## What is needed
Retype, word for word, the part of the filler cap text starting with "On inspecting the" and going on through "filler cap does.".

## Text block

Steve Forward, Director Aviation

  • To cap it all…

    Our syndicate aircraft had been in and out of action for a few months over the summer as a consequence of some engineering work, following permit expiry. On resuming flying, two members of the group observed that the fuel tank was not venting correctly and that a vacuum was forming during flights, leading to a pronounced ‘whooshing’ sound of the air rushing in once the fuel cap was opened. I was asked to investigate, with my assumption being that the filler cap vent had somehow become blocked, or got some debris in it.

    The filler cap is one of those components that everyone handles on a regular basis – and knows roughly what it looks like – but when asked to recall the object in detail, chances are you haven’t paid it sufficient attention to be able to recall all of its intricacies. On many permit-aircraft like ours it’s round, relatively flat and unremarkable in feature: you couldn’t get a more unexceptional part on many aircraft, I’m sure.

    On inspecting the aircraft, I removed the filler cap and couldn’t see any indication that it was capable of venting, leaving both myself and other group members perplexed as to whether there was an alternative vent for the tank. What were we missing?

    It was only after further examination – and asking the distributor for the aircraft kit whether there is an alternative venting arrangement for the tank – that we found the issue was staring us in the face. Can you guess what it was?

    On removal of the engine cowling came the proof: somehow, someone had managed to replace the oil filler cap with the vented fuel filler cap
and placed the (unvented) oil filler cap onto the fuel tank. In plain sight, it was so obvious: the oil filler cap has a symbol of an oil can on it. But it looks, feels and FITS exactly as the fuel tank filler cap does.

## Given data

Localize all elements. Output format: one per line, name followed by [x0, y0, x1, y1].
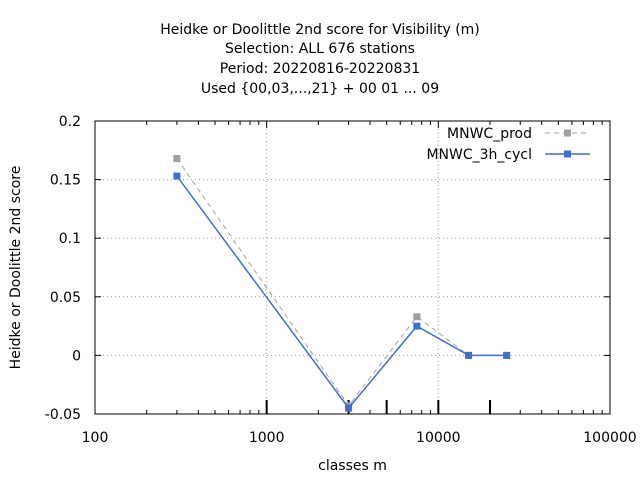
series-point [503, 351, 511, 359]
series-line-mnwc-prod [176, 158, 507, 407]
legend-label: MNWC_prod [447, 126, 532, 142]
class-markers [265, 400, 492, 414]
x-tick-label: 10000 [416, 430, 461, 446]
title-line-1: Heidke or Doolittle 2nd score for Visibi… [160, 22, 480, 38]
series-point [173, 155, 181, 163]
x-axis-label: classes m [318, 458, 387, 474]
y-axis: -0.05 0 0.05 0.1 0.15 0.2 [45, 114, 610, 423]
x-tick-label: 100 [82, 430, 109, 446]
title-line-4: Used {00,03,...,21} + 00 01 ... 09 [200, 81, 440, 97]
series-layer [173, 155, 511, 412]
series-line-mnwc-3h-cycl [176, 175, 507, 410]
x-tick-label: 100000 [583, 430, 636, 446]
y-tick-label: 0.05 [50, 290, 81, 306]
legend-marker [564, 129, 571, 137]
x-axis: 100 1000 10000 100000 [82, 121, 637, 446]
series-point [413, 313, 421, 321]
y-tick-label: 0.15 [50, 173, 81, 189]
series-point [173, 172, 181, 180]
y-tick-label: 0.2 [59, 114, 81, 130]
plot-frame [94, 120, 611, 415]
y-axis-label: Heidke or Doolittle 2nd score [8, 166, 24, 370]
title-line-3: Period: 20220816-20220831 [219, 61, 421, 77]
legend-marker [564, 150, 571, 158]
grid [95, 121, 610, 414]
series-point [465, 351, 473, 359]
y-tick-label: 0.1 [59, 231, 81, 247]
x-tick-label: 1000 [249, 430, 285, 446]
series-point [345, 404, 353, 412]
y-tick-label: -0.05 [45, 407, 81, 423]
title-line-2: Selection: ALL 676 stations [225, 41, 415, 57]
legend: MNWC_prod MNWC_3h_cycl [426, 126, 590, 163]
legend-label: MNWC_3h_cycl [426, 147, 532, 163]
series-point [413, 322, 421, 330]
y-tick-label: 0 [72, 348, 81, 364]
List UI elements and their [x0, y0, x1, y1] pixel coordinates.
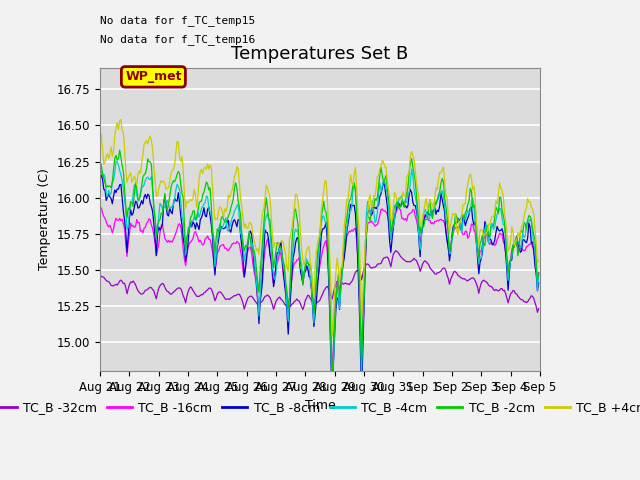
- TC_B +4cm: [228, 188, 236, 193]
- TC_B +4cm: [151, 177, 159, 182]
- TC_B +4cm: [243, 225, 250, 231]
- TC_B -2cm: [96, 158, 104, 164]
- TC_B -4cm: [250, 253, 258, 259]
- TC_B -2cm: [228, 201, 236, 207]
- TC_B -8cm: [151, 235, 159, 241]
- TC_B +4cm: [117, 117, 125, 122]
- TC_B -8cm: [228, 223, 236, 228]
- TC_B -32cm: [150, 288, 157, 294]
- Legend: TC_B -32cm, TC_B -16cm, TC_B -8cm, TC_B -4cm, TC_B -2cm, TC_B +4cm: TC_B -32cm, TC_B -16cm, TC_B -8cm, TC_B …: [0, 396, 640, 420]
- TC_B +4cm: [289, 215, 297, 221]
- TC_B -32cm: [96, 272, 104, 278]
- TC_B -32cm: [535, 306, 543, 312]
- TC_B -16cm: [513, 242, 520, 248]
- TC_B +4cm: [328, 334, 336, 340]
- TC_B -8cm: [96, 176, 104, 181]
- TC_B -32cm: [288, 301, 296, 307]
- TC_B -4cm: [96, 164, 104, 170]
- Line: TC_B -16cm: TC_B -16cm: [100, 205, 539, 378]
- TC_B -2cm: [250, 247, 258, 253]
- TC_B -32cm: [249, 295, 257, 300]
- Line: TC_B -8cm: TC_B -8cm: [100, 175, 539, 408]
- TC_B -4cm: [513, 236, 520, 242]
- TC_B -16cm: [227, 244, 235, 250]
- TC_B -8cm: [513, 233, 520, 239]
- Line: TC_B -32cm: TC_B -32cm: [100, 251, 539, 312]
- TC_B -32cm: [242, 302, 250, 308]
- TC_B -2cm: [328, 383, 336, 389]
- TC_B -32cm: [534, 310, 541, 315]
- TC_B -8cm: [250, 261, 258, 267]
- TC_B -8cm: [97, 172, 105, 178]
- TC_B -4cm: [243, 245, 250, 251]
- TC_B -16cm: [394, 202, 402, 208]
- Text: WP_met: WP_met: [125, 71, 182, 84]
- TC_B +4cm: [96, 133, 104, 139]
- TC_B -16cm: [150, 233, 157, 239]
- Text: No data for f_TC_temp16: No data for f_TC_temp16: [100, 35, 255, 45]
- TC_B -2cm: [116, 147, 124, 153]
- TC_B +4cm: [250, 237, 258, 243]
- TC_B -2cm: [513, 237, 520, 243]
- TC_B -4cm: [328, 392, 336, 398]
- Text: No data for f_TC_temp15: No data for f_TC_temp15: [100, 15, 255, 26]
- TC_B -16cm: [249, 260, 257, 266]
- Title: Temperatures Set B: Temperatures Set B: [232, 45, 408, 63]
- TC_B -2cm: [151, 215, 159, 221]
- TC_B -4cm: [151, 216, 159, 222]
- TC_B -2cm: [289, 224, 297, 229]
- X-axis label: Time: Time: [305, 399, 335, 412]
- TC_B -16cm: [242, 262, 250, 268]
- TC_B -32cm: [511, 291, 519, 297]
- Line: TC_B -2cm: TC_B -2cm: [100, 150, 539, 386]
- TC_B -32cm: [392, 248, 399, 253]
- TC_B -16cm: [288, 274, 296, 280]
- TC_B -4cm: [535, 271, 543, 277]
- TC_B -8cm: [289, 255, 297, 261]
- TC_B -4cm: [112, 158, 120, 164]
- TC_B -16cm: [328, 375, 336, 381]
- TC_B -32cm: [227, 295, 235, 301]
- Line: TC_B -4cm: TC_B -4cm: [100, 161, 539, 395]
- TC_B +4cm: [513, 237, 520, 242]
- TC_B -8cm: [328, 405, 336, 411]
- TC_B -16cm: [96, 205, 104, 211]
- TC_B -2cm: [535, 271, 543, 276]
- TC_B -8cm: [535, 280, 543, 286]
- TC_B -16cm: [535, 270, 543, 276]
- TC_B -4cm: [228, 216, 236, 221]
- TC_B -8cm: [243, 255, 250, 261]
- Line: TC_B +4cm: TC_B +4cm: [100, 120, 539, 337]
- TC_B -4cm: [289, 245, 297, 251]
- Y-axis label: Temperature (C): Temperature (C): [38, 168, 51, 270]
- TC_B +4cm: [535, 258, 543, 264]
- TC_B -2cm: [243, 244, 250, 250]
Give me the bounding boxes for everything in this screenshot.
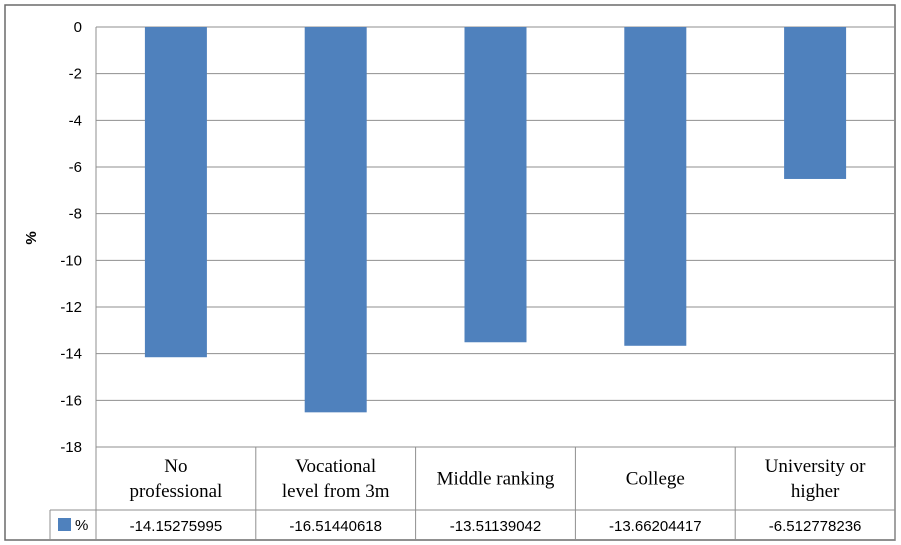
bar [144, 27, 207, 358]
bar [304, 27, 367, 413]
legend-label: % [75, 517, 88, 534]
category-label: College [626, 469, 685, 490]
table-value-cell: -14.15275995 [130, 518, 223, 535]
bar [784, 27, 847, 179]
legend-swatch [58, 518, 71, 531]
y-tick-label: -14 [60, 346, 82, 363]
category-label: University or higher [765, 456, 866, 502]
data-table: No professional Vocational level from 3m Mid… [49, 447, 896, 540]
bars [144, 27, 847, 413]
table-value-cell: -6.512778236 [769, 518, 862, 535]
y-tick-label: -16 [60, 392, 82, 409]
category-label: Middle ranking [437, 469, 555, 490]
category-label: No professional [129, 456, 222, 502]
y-axis-label: % [23, 231, 40, 244]
y-tick-label: -6 [69, 159, 82, 176]
y-tick-label: -8 [69, 206, 82, 223]
y-tick-label: -10 [60, 252, 82, 269]
y-tick-label: -12 [60, 299, 82, 316]
table-value-cell: -13.51139042 [450, 518, 541, 535]
chart-frame [4, 4, 896, 541]
table-value-cell: -13.66204417 [609, 518, 702, 535]
y-tick-label: 0 [74, 19, 82, 36]
table-value-cell: -16.51440618 [289, 518, 382, 535]
y-tick-label: -4 [69, 112, 82, 129]
y-axis-ticks: 0 -2 -4 -6 -8 -10 -12 -14 -16 -18 [60, 19, 82, 456]
bar [464, 27, 527, 343]
category-label: Vocational level from 3m [282, 456, 390, 502]
bar [624, 27, 687, 346]
y-tick-label: -2 [69, 66, 82, 83]
y-tick-label: -18 [60, 439, 82, 456]
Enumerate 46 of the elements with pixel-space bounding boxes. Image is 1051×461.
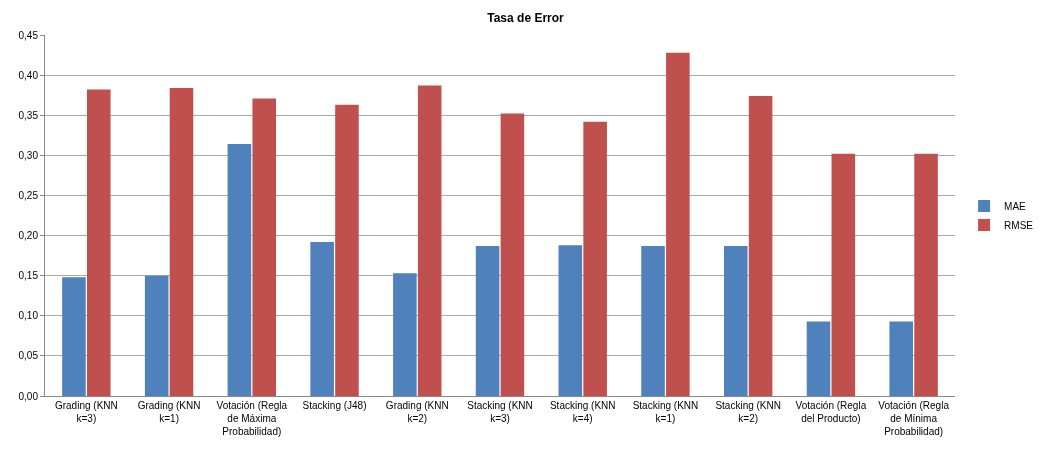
bar xyxy=(252,98,277,396)
y-tick-label: 0,00 xyxy=(18,390,39,402)
y-tick-label: 0,10 xyxy=(18,310,39,322)
y-tick-label: 0,20 xyxy=(18,230,39,242)
x-tick-label: Grading (KNN k=3) xyxy=(54,400,118,424)
bar xyxy=(310,241,334,396)
x-tick-label: Stacking (KNN k=4) xyxy=(549,400,616,424)
x-tick-label: Stacking (KNN k=2) xyxy=(715,400,781,424)
legend-label: MAE xyxy=(1004,200,1027,212)
bar xyxy=(806,321,831,396)
y-tick-label: 0,15 xyxy=(18,270,39,282)
x-tick-label: Votación (Regla de Máxima Probabilidad) xyxy=(216,400,288,437)
bar xyxy=(558,245,583,396)
bar xyxy=(62,277,86,396)
y-tick-label: 0,30 xyxy=(18,149,39,161)
bar xyxy=(831,153,856,396)
bar xyxy=(335,104,359,396)
bar xyxy=(500,113,525,396)
bar xyxy=(748,95,773,396)
bar xyxy=(169,87,194,396)
y-tick-label: 0,35 xyxy=(18,109,39,121)
bar xyxy=(86,89,111,396)
bar xyxy=(666,52,690,396)
x-tick-label: Stacking (J48) xyxy=(302,400,367,411)
y-tick-label: 0,45 xyxy=(18,29,39,41)
bar xyxy=(641,245,665,396)
x-tick-label: Grading (KNN k=2) xyxy=(385,400,449,424)
x-tick-label: Votación (Regla del Producto) xyxy=(795,400,867,424)
y-tick-label: 0,05 xyxy=(18,350,39,362)
bar xyxy=(723,245,748,396)
bar xyxy=(393,273,417,396)
x-tick-label: Votación (Regla de Mínima Probabilidad) xyxy=(878,400,950,437)
bar xyxy=(475,245,500,396)
x-tick-label: Stacking (KNN k=1) xyxy=(632,400,699,424)
x-tick-label: Grading (KNN k=1) xyxy=(137,400,201,424)
bar xyxy=(227,144,252,396)
bar xyxy=(417,85,442,396)
y-tick-label: 0,40 xyxy=(18,69,39,81)
bar xyxy=(583,121,607,396)
y-tick-label: 0,25 xyxy=(18,189,39,201)
bar xyxy=(914,153,938,396)
bar xyxy=(144,275,169,396)
chart-title: Tasa de Error xyxy=(487,11,565,26)
legend-label: RMSE xyxy=(1004,219,1034,231)
bar xyxy=(889,321,914,396)
x-tick-label: Stacking (KNN k=3) xyxy=(467,400,533,424)
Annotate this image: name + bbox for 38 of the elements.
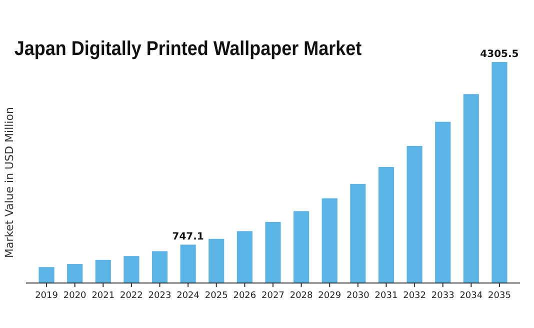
x-tick-label: 2033 [431,291,454,301]
bar [322,198,338,283]
x-tick-label: 2020 [63,291,87,301]
chart-title: Japan Digitally Printed Wallpaper Market [14,38,362,60]
x-tick-label: 2025 [204,291,228,301]
bar [152,251,168,283]
bar [180,244,196,283]
x-tick-label: 2035 [488,291,511,301]
bar [124,256,140,283]
x-tick-label: 2021 [92,291,115,301]
bar [492,62,508,283]
bar [236,231,252,283]
bar [350,184,366,283]
bar [406,146,422,283]
bar [208,238,224,283]
x-tick-label: 2026 [233,291,256,301]
x-tick-label: 2031 [374,291,398,301]
bar [378,166,394,283]
x-tick-label: 2027 [262,291,284,301]
bar [463,94,479,283]
bar [294,211,310,283]
bar [435,122,451,283]
x-tick-label: 2029 [318,291,342,301]
x-tick-label: 2019 [35,291,58,301]
x-tick-label: 2030 [346,291,370,301]
x-tick-label: 2023 [148,291,172,301]
x-tick-label: 2032 [403,291,426,301]
data-label: 747.1 [172,232,204,243]
x-tick-label: 2022 [120,291,143,301]
bar [95,260,111,283]
data-label: 4305.5 [480,49,519,60]
x-tick-label: 2028 [290,291,314,301]
bar [265,222,281,283]
x-tick-label: 2024 [176,291,200,301]
x-tick-label: 2034 [460,291,483,301]
bar [38,267,54,283]
bar [67,264,83,283]
y-axis-title: Market Value in USD Million [3,107,16,258]
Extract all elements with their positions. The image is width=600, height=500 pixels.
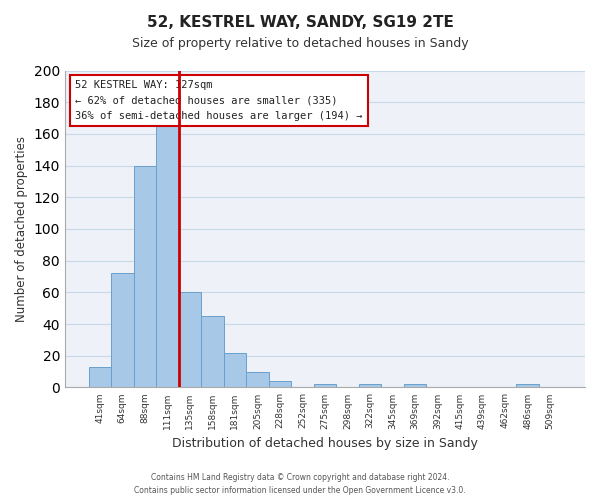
Bar	[224, 352, 246, 388]
Bar	[134, 166, 156, 388]
Text: Contains HM Land Registry data © Crown copyright and database right 2024.
Contai: Contains HM Land Registry data © Crown c…	[134, 474, 466, 495]
Bar	[201, 316, 224, 388]
Bar	[314, 384, 336, 388]
Bar	[111, 274, 134, 388]
Bar	[359, 384, 381, 388]
Bar	[179, 292, 201, 388]
Bar	[517, 384, 539, 388]
Text: 52, KESTREL WAY, SANDY, SG19 2TE: 52, KESTREL WAY, SANDY, SG19 2TE	[146, 15, 454, 30]
Bar	[89, 367, 111, 388]
Bar	[246, 372, 269, 388]
Bar	[269, 381, 291, 388]
Bar	[156, 126, 179, 388]
Bar	[404, 384, 426, 388]
X-axis label: Distribution of detached houses by size in Sandy: Distribution of detached houses by size …	[172, 437, 478, 450]
Text: Size of property relative to detached houses in Sandy: Size of property relative to detached ho…	[131, 38, 469, 51]
Y-axis label: Number of detached properties: Number of detached properties	[15, 136, 28, 322]
Text: 52 KESTREL WAY: 127sqm
← 62% of detached houses are smaller (335)
36% of semi-de: 52 KESTREL WAY: 127sqm ← 62% of detached…	[76, 80, 363, 121]
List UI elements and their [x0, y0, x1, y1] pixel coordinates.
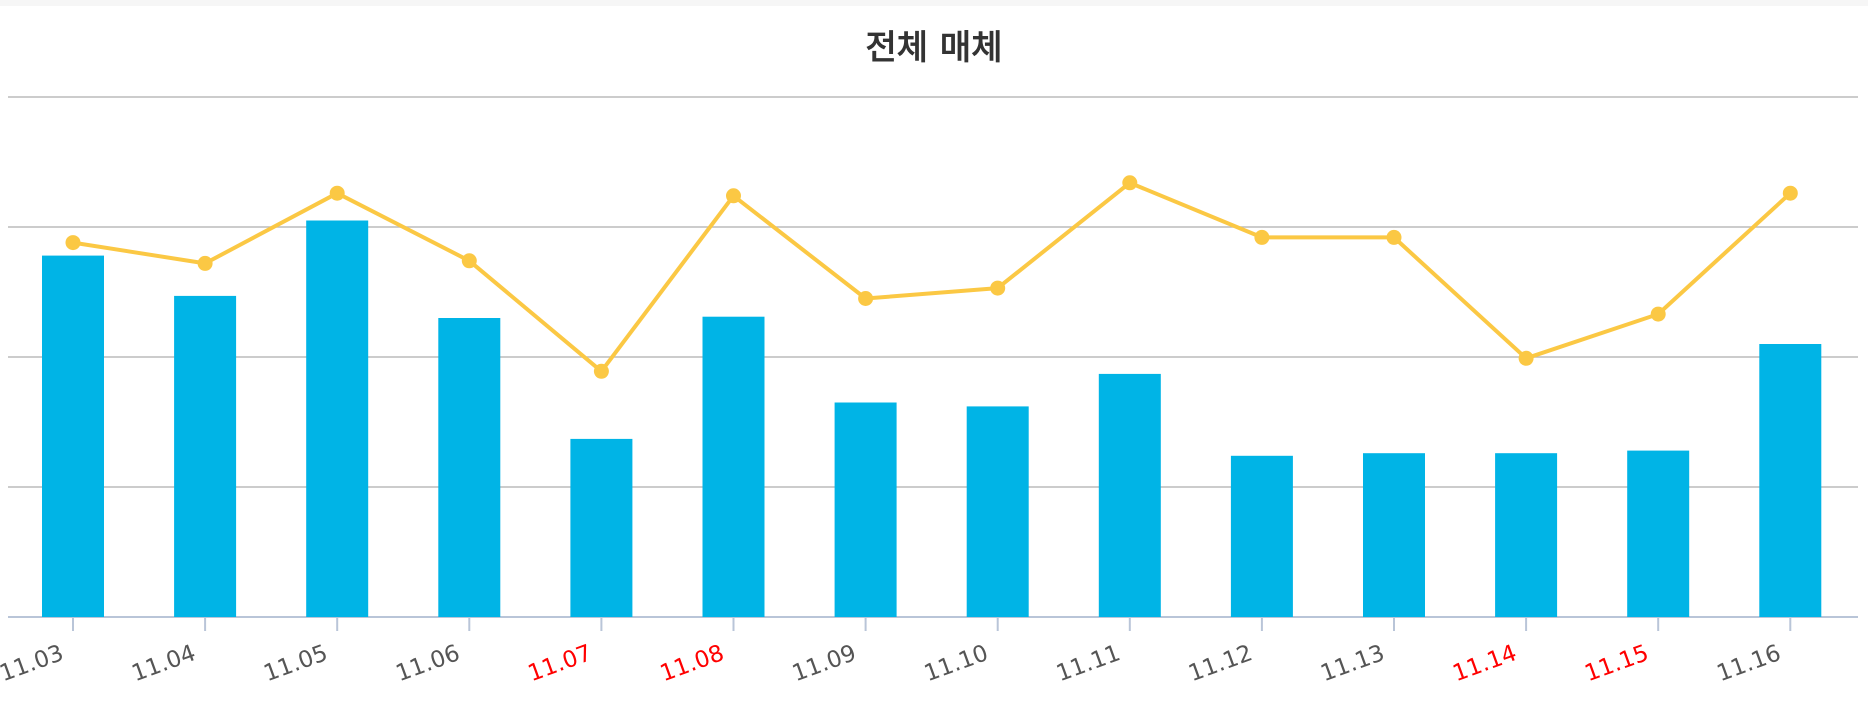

## Complete output
On inspecting the aircraft, I removed the filler cap and couldn’t see any indication that it was capable of venting, leaving both myself and other group members perplexed as to whether there was an alternative vent for the tank. What were we missing?

    It was only after further examination – and asking the distributor for the aircraft kit whether there is an alternative venting arrangement for the tank – that we found the issue was staring us in the face. Can you guess what it was?

    On removal of the engine cowling came the proof: somehow, someone had managed to replace the oil filler cap with the vented fuel filler cap
and placed the (unvented) oil filler cap onto the fuel tank. In plain sight, it was so obvious: the oil filler cap has a symbol of an oil can on it. But it looks, feels and FITS exactly as the fuel tank filler cap does.